Friday, September 23, 2016

More Malicious Microorganisms

SV-40, SIV, and BSE aren't the only concern. Monkeys and cows, the preferred animals for making the polio vaccine, harbor thousands of viruses and potentially infectious microorganisms. Scientists have known since 1955 that monkeys host the “B” virus, foamy agent virus, haemadsorption viruses, the LCM virus, arboviruses, bovine immunodeficiency virus (BIV), and more.


According to the controversial researcher Dr. Viera Scheibner, RSV viruses “formed prominent contaminants in polio vaccines, and were soon detected in children.” Allegedly, RSV caused “serious cold-like symptoms in small infants and babies who received the polio vaccine.”

By 1961, the link between RSV and respiratory tract illnesses became clear, as the virus was found in 57% of infants with bronchiolitis or pneumonia, and 12% of babies with a milder febrile respiratory disease.

Infected babies babies remained ill for three to five months. RSV was also found to be contagious, and soon spread to adults where it has been linked to the common cold.

According to the CDC, today RSV affects the majority of children by the age of two, and is the most common cause of bronchiolitis and pneumonia among children under one.

RSV remains highly contagious and results in thousands of hospitalizations every year; many people die from it. Ironically, scientists are developing a vaccine to combat RSV—the infectious agent that very likely entered the human population by way of a vaccine.

The Wikipedia page for RSV ends with this provocative statement: “The RSV is virtually the same as chimpanzee coryza virus and can be transmitted from monkeys to humans...the inactivated polio vaccine was reportedly contaminated with simian viruses, including Chimpanzee coryza, during 1955-1963.”

════════════════════

**WHAT TO DO:** Restate the stretch of the post on vaccine contaminants from "RSV remains highly" through "of a vaccine.", changing "every year" to "each year".

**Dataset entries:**
════════════════════

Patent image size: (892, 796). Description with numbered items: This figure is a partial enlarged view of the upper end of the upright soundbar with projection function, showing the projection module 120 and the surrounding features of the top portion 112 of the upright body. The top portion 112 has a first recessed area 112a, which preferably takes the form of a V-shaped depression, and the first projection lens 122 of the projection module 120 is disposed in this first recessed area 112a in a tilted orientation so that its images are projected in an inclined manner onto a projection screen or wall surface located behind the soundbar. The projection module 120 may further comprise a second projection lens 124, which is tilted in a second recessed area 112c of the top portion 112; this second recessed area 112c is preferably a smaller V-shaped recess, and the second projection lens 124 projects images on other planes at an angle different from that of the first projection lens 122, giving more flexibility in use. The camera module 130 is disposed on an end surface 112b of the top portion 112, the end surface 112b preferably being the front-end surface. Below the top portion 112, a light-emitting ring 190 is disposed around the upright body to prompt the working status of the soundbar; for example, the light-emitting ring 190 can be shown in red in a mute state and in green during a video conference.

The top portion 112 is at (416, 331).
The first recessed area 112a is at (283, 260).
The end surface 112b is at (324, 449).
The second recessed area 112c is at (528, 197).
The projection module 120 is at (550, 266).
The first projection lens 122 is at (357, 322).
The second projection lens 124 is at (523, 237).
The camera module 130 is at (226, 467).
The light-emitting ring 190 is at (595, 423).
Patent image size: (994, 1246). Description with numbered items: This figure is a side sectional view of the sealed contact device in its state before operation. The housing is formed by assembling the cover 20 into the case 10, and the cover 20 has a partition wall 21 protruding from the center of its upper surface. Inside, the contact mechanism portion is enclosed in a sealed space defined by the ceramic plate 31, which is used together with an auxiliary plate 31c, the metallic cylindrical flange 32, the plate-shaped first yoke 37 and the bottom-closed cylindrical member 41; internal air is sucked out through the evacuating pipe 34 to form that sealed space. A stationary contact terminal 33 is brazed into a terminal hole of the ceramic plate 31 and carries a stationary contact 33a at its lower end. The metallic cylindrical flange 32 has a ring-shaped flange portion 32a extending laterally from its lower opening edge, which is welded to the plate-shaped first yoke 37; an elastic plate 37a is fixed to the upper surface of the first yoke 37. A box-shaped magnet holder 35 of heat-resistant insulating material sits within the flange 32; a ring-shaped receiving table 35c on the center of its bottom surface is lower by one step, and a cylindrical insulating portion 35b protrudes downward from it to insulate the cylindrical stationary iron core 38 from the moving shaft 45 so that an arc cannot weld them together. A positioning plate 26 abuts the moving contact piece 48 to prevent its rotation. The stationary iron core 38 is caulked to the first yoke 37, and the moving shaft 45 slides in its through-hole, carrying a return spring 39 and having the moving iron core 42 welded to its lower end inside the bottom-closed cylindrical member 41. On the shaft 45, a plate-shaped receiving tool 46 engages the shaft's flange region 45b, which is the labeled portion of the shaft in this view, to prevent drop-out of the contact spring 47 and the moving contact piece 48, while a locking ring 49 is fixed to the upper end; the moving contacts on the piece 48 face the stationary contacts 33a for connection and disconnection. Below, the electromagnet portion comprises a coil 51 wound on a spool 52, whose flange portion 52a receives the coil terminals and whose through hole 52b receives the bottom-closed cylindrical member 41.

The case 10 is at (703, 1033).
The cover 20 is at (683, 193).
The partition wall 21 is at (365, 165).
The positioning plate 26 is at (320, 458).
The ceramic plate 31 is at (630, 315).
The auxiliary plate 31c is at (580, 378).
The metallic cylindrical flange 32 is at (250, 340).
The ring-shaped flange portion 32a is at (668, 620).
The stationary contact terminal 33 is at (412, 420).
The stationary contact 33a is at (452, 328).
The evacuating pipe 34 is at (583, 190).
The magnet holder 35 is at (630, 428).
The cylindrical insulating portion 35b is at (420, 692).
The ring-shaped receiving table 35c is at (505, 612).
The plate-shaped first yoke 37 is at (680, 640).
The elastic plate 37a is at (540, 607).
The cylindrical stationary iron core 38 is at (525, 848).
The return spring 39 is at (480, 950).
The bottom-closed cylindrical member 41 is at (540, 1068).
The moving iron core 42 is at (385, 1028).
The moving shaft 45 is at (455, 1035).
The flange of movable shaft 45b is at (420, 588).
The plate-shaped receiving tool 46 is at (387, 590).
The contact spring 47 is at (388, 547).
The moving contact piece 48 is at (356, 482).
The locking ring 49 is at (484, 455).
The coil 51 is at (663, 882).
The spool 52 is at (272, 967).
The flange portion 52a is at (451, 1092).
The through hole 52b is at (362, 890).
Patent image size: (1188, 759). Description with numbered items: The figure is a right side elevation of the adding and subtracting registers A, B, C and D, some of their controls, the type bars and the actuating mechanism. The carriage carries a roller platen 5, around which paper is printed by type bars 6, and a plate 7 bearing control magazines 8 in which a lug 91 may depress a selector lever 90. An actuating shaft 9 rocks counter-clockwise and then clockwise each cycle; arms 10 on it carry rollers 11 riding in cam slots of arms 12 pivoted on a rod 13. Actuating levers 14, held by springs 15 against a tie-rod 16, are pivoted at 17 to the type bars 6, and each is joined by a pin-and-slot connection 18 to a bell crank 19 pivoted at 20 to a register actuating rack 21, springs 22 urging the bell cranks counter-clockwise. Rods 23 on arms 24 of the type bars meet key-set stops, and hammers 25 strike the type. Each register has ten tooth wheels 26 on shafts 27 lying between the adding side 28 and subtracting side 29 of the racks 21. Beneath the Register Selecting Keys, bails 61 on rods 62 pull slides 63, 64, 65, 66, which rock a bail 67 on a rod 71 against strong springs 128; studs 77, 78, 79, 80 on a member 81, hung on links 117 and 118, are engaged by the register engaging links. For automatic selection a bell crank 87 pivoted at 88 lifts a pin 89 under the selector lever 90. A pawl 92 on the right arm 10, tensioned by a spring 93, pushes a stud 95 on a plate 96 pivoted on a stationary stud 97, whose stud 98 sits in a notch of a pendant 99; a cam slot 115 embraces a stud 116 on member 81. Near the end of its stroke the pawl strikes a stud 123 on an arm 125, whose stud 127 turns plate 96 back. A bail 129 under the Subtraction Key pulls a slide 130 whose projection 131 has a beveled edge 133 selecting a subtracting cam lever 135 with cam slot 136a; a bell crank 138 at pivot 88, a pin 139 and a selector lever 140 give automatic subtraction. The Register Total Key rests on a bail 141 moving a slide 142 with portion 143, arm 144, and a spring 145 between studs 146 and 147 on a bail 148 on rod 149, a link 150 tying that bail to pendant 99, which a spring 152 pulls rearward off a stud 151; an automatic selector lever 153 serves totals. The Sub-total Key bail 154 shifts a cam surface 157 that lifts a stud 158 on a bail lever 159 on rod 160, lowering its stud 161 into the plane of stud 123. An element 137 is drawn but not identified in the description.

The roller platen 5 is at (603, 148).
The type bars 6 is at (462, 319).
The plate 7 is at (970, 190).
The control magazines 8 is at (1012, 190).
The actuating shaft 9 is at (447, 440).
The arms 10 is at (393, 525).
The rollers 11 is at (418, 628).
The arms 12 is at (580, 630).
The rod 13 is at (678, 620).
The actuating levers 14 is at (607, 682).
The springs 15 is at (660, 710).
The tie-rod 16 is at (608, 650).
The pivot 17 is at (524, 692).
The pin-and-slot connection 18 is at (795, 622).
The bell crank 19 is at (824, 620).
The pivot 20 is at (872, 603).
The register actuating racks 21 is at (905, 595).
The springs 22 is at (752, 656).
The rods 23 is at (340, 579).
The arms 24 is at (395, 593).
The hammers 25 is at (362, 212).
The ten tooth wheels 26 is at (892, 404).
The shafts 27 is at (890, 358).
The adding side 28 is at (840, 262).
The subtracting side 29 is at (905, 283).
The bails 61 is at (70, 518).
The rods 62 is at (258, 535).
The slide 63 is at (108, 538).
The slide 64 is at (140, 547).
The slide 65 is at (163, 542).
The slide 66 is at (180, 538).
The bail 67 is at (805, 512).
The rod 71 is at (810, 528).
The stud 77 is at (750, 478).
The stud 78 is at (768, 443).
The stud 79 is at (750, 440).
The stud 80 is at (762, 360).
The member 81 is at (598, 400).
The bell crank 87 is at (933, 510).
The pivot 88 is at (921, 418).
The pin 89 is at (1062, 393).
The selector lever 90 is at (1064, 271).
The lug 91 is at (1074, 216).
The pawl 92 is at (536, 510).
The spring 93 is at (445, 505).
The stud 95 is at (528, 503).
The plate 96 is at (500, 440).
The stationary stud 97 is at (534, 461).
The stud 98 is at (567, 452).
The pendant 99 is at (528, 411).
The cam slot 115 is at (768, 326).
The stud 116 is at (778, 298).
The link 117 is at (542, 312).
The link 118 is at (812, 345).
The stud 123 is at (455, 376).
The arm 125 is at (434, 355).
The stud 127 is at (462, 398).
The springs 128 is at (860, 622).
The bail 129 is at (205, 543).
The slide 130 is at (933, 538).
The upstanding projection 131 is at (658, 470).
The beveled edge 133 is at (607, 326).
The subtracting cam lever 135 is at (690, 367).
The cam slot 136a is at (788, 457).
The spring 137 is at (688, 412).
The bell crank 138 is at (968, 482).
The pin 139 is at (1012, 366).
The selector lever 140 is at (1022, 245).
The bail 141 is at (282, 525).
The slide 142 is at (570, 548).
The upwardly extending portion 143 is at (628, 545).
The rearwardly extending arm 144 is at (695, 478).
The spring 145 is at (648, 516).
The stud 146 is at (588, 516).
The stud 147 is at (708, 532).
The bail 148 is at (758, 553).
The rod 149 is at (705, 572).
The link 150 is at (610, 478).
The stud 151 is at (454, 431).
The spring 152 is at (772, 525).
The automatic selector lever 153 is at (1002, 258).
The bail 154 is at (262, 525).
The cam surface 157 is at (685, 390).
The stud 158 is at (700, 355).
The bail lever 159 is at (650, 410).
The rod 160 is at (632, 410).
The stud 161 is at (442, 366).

════════════════════

**PROBLEM SOLUTION:**
RSV remains highly contagious and results in thousands of hospitalizations each year; many people die from it. Ironically, scientists are developing a vaccine to combat RSV—the infectious agent that very likely entered the human population by way of a vaccine.